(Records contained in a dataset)
══════════════════════════════

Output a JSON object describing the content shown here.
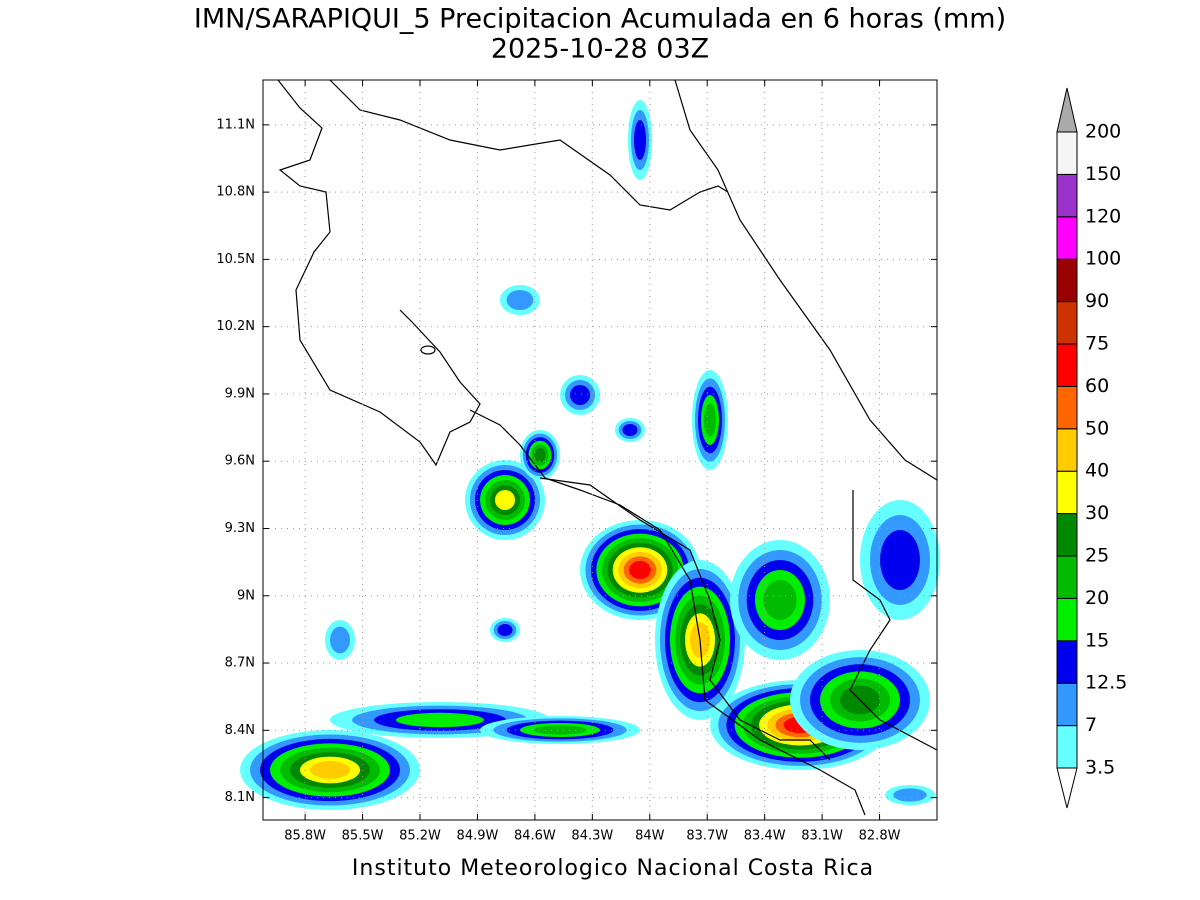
{
  "title": "IMN/SARAPIQUI_5 Precipitacion Acumulada en 6 horas (mm)",
  "subtitle": "2025-10-28 03Z",
  "footer": "Instituto Meteorologico Nacional Costa Rica",
  "map": {
    "lonlim": [
      -86.02,
      -82.5
    ],
    "latlim": [
      8.0,
      11.3
    ],
    "xticks": [
      {
        "value": -85.8,
        "label": "85.8W"
      },
      {
        "value": -85.5,
        "label": "85.5W"
      },
      {
        "value": -85.2,
        "label": "85.2W"
      },
      {
        "value": -84.9,
        "label": "84.9W"
      },
      {
        "value": -84.6,
        "label": "84.6W"
      },
      {
        "value": -84.3,
        "label": "84.3W"
      },
      {
        "value": -84.0,
        "label": "84W"
      },
      {
        "value": -83.7,
        "label": "83.7W"
      },
      {
        "value": -83.4,
        "label": "83.4W"
      },
      {
        "value": -83.1,
        "label": "83.1W"
      },
      {
        "value": -82.8,
        "label": "82.8W"
      }
    ],
    "yticks": [
      {
        "value": 8.1,
        "label": "8.1N"
      },
      {
        "value": 8.4,
        "label": "8.4N"
      },
      {
        "value": 8.7,
        "label": "8.7N"
      },
      {
        "value": 9.0,
        "label": "9N"
      },
      {
        "value": 9.3,
        "label": "9.3N"
      },
      {
        "value": 9.6,
        "label": "9.6N"
      },
      {
        "value": 9.9,
        "label": "9.9N"
      },
      {
        "value": 10.2,
        "label": "10.2N"
      },
      {
        "value": 10.5,
        "label": "10.5N"
      },
      {
        "value": 10.8,
        "label": "10.8N"
      },
      {
        "value": 11.1,
        "label": "11.1N"
      }
    ],
    "grid": true
  },
  "colorbar": {
    "levels": [
      3.5,
      7,
      12.5,
      15,
      20,
      25,
      30,
      40,
      50,
      60,
      75,
      90,
      100,
      120,
      150,
      200
    ],
    "colors": [
      "#ffffff",
      "#66ffff",
      "#3399ff",
      "#0000ee",
      "#00ee00",
      "#00bb00",
      "#008800",
      "#ffff00",
      "#ffcc00",
      "#ff6600",
      "#ff0000",
      "#cc3300",
      "#990000",
      "#ff00ff",
      "#9933cc",
      "#f5f5f5",
      "#aaaaaa"
    ]
  }
}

══════════════════════════════

Every record above should be written out again without change, except that the pictures are left out.

• **Exercise output**
Output a JSON object describing the content shown here.
{
  "title": "IMN/SARAPIQUI_5 Precipitacion Acumulada en 6 horas (mm)",
  "subtitle": "2025-10-28 03Z",
  "footer": "Instituto Meteorologico Nacional Costa Rica",
  "map": {
    "lonlim": [
      -86.02,
      -82.5
    ],
    "latlim": [
      8.0,
      11.3
    ],
    "xticks": [
      {
        "value": -85.8,
        "label": "85.8W"
      },
      {
        "value": -85.5,
        "label": "85.5W"
      },
      {
        "value": -85.2,
        "label": "85.2W"
      },
      {
        "value": -84.9,
        "label": "84.9W"
      },
      {
        "value": -84.6,
        "label": "84.6W"
      },
      {
        "value": -84.3,
        "label": "84.3W"
      },
      {
        "value": -84.0,
        "label": "84W"
      },
      {
        "value": -83.7,
        "label": "83.7W"
      },
      {
        "value": -83.4,
        "label": "83.4W"
      },
      {
        "value": -83.1,
        "label": "83.1W"
      },
      {
        "value": -82.8,
        "label": "82.8W"
      }
    ],
    "yticks": [
      {
        "value": 8.1,
        "label": "8.1N"
      },
      {
        "value": 8.4,
        "label": "8.4N"
      },
      {
        "value": 8.7,
        "label": "8.7N"
      },
      {
        "value": 9.0,
        "label": "9N"
      },
      {
        "value": 9.3,
        "label": "9.3N"
      },
      {
        "value": 9.6,
        "label": "9.6N"
      },
      {
        "value": 9.9,
        "label": "9.9N"
      },
      {
        "value": 10.2,
        "label": "10.2N"
      },
      {
        "value": 10.5,
        "label": "10.5N"
      },
      {
        "value": 10.8,
        "label": "10.8N"
      },
      {
        "value": 11.1,
        "label": "11.1N"
      }
    ],
    "grid": true
  },
  "colorbar": {
    "levels": [
      3.5,
      7,
      12.5,
      15,
      20,
      25,
      30,
      40,
      50,
      60,
      75,
      90,
      100,
      120,
      150,
      200
    ],
    "colors": [
      "#ffffff",
      "#66ffff",
      "#3399ff",
      "#0000ee",
      "#00ee00",
      "#00bb00",
      "#008800",
      "#ffff00",
      "#ffcc00",
      "#ff6600",
      "#ff0000",
      "#cc3300",
      "#990000",
      "#ff00ff",
      "#9933cc",
      "#f5f5f5",
      "#aaaaaa"
    ]
  }
}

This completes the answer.